*SUPPLIED RECORDS:*
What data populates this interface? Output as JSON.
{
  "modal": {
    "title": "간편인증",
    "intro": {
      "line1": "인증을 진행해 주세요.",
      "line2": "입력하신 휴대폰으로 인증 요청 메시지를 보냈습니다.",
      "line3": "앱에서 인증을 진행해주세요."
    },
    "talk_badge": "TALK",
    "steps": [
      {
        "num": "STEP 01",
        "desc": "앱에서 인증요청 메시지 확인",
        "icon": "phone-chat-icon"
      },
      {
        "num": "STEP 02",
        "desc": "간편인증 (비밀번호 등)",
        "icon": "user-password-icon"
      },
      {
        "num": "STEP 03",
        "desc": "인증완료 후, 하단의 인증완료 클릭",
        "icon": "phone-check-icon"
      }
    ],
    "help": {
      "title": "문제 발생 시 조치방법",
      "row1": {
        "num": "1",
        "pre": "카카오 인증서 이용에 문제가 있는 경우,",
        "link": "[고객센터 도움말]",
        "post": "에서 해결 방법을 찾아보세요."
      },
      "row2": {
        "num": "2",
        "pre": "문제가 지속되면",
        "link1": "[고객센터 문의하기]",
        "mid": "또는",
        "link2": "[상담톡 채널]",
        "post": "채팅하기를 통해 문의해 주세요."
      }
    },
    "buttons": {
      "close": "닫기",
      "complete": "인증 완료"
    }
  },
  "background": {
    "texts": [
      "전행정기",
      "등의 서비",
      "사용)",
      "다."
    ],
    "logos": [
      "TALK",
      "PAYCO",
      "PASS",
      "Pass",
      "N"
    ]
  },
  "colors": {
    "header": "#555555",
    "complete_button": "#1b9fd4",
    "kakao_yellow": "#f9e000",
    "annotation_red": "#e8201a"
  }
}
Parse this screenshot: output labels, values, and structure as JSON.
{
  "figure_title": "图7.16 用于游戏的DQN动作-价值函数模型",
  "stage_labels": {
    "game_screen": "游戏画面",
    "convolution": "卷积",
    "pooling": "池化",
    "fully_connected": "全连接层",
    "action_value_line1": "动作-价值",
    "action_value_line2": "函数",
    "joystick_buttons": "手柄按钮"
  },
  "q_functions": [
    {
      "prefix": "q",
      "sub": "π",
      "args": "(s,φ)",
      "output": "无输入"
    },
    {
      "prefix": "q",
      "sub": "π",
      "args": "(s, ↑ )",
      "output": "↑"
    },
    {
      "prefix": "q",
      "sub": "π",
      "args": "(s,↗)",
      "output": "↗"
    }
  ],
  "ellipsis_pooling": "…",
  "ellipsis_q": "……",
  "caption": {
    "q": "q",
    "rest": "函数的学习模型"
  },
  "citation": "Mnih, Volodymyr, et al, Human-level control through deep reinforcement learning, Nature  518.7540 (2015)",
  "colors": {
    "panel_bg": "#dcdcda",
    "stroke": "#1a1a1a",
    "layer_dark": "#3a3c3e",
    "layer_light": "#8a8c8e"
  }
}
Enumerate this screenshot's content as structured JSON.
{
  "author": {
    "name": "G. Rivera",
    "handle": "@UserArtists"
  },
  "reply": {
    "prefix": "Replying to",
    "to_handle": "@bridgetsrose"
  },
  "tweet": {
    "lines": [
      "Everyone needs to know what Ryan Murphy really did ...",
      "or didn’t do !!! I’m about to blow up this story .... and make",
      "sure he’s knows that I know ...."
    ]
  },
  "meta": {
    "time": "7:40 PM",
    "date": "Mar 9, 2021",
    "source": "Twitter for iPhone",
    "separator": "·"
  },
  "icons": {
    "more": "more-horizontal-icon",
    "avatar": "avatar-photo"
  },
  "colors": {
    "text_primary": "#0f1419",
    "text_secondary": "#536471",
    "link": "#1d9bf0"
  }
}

*EXERCISE DETAILS:* Transcribe every entry exactly.

*WRITTEN ANSWER:*
What data populates this interface? Output as JSON.
{
  "modal": {
    "title": "간편인증",
    "intro": {
      "line1": "인증을 진행해 주세요.",
      "line2": "입력하신 휴대폰으로 인증 요청 메시지를 보냈습니다.",
      "line3": "앱에서 인증을 진행해주세요."
    },
    "talk_badge": "TALK",
    "steps": [
      {
        "num": "STEP 01",
        "desc": "앱에서 인증요청 메시지 확인",
        "icon": "phone-chat-icon"
      },
      {
        "num": "STEP 02",
        "desc": "간편인증 (비밀번호 등)",
        "icon": "user-password-icon"
      },
      {
        "num": "STEP 03",
        "desc": "인증완료 후, 하단의 인증완료 클릭",
        "icon": "phone-check-icon"
      }
    ],
    "help": {
      "title": "문제 발생 시 조치방법",
      "row1": {
        "num": "1",
        "pre": "카카오 인증서 이용에 문제가 있는 경우,",
        "link": "[고객센터 도움말]",
        "post": "에서 해결 방법을 찾아보세요."
      },
      "row2": {
        "num": "2",
        "pre": "문제가 지속되면",
        "link1": "[고객센터 문의하기]",
        "mid": "또는",
        "link2": "[상담톡 채널]",
        "post": "채팅하기를 통해 문의해 주세요."
      }
    },
    "buttons": {
      "close": "닫기",
      "complete": "인증 완료"
    }
  },
  "background": {
    "texts": [
      "전행정기",
      "등의 서비",
      "사용)",
      "다."
    ],
    "logos": [
      "TALK",
      "PAYCO",
      "PASS",
      "Pass",
      "N"
    ]
  },
  "colors": {
    "header": "#555555",
    "complete_button": "#1b9fd4",
    "kakao_yellow": "#f9e000",
    "annotation_red": "#e8201a"
  }
}
Parse this screenshot: output labels, values, and structure as JSON.
{
  "figure_title": "图7.16 用于游戏的DQN动作-价值函数模型",
  "stage_labels": {
    "game_screen": "游戏画面",
    "convolution": "卷积",
    "pooling": "池化",
    "fully_connected": "全连接层",
    "action_value_line1": "动作-价值",
    "action_value_line2": "函数",
    "joystick_buttons": "手柄按钮"
  },
  "q_functions": [
    {
      "prefix": "q",
      "sub": "π",
      "args": "(s,φ)",
      "output": "无输入"
    },
    {
      "prefix": "q",
      "sub": "π",
      "args": "(s, ↑ )",
      "output": "↑"
    },
    {
      "prefix": "q",
      "sub": "π",
      "args": "(s,↗)",
      "output": "↗"
    }
  ],
  "ellipsis_pooling": "…",
  "ellipsis_q": "……",
  "caption": {
    "q": "q",
    "rest": "函数的学习模型"
  },
  "citation": "Mnih, Volodymyr, et al, Human-level control through deep reinforcement learning, Nature  518.7540 (2015)",
  "colors": {
    "panel_bg": "#dcdcda",
    "stroke": "#1a1a1a",
    "layer_dark": "#3a3c3e",
    "layer_light": "#8a8c8e"
  }
}
Enumerate this screenshot's content as structured JSON.
{
  "author": {
    "name": "G. Rivera",
    "handle": "@UserArtists"
  },
  "reply": {
    "prefix": "Replying to",
    "to_handle": "@bridgetsrose"
  },
  "tweet": {
    "lines": [
      "Everyone needs to know what Ryan Murphy really did ...",
      "or didn’t do !!! I’m about to blow up this story .... and make",
      "sure he’s knows that I know ...."
    ]
  },
  "meta": {
    "time": "7:40 PM",
    "date": "Mar 9, 2021",
    "source": "Twitter for iPhone",
    "separator": "·"
  },
  "icons": {
    "more": "more-horizontal-icon",
    "avatar": "avatar-photo"
  },
  "colors": {
    "text_primary": "#0f1419",
    "text_secondary": "#536471",
    "link": "#1d9bf0"
  }
}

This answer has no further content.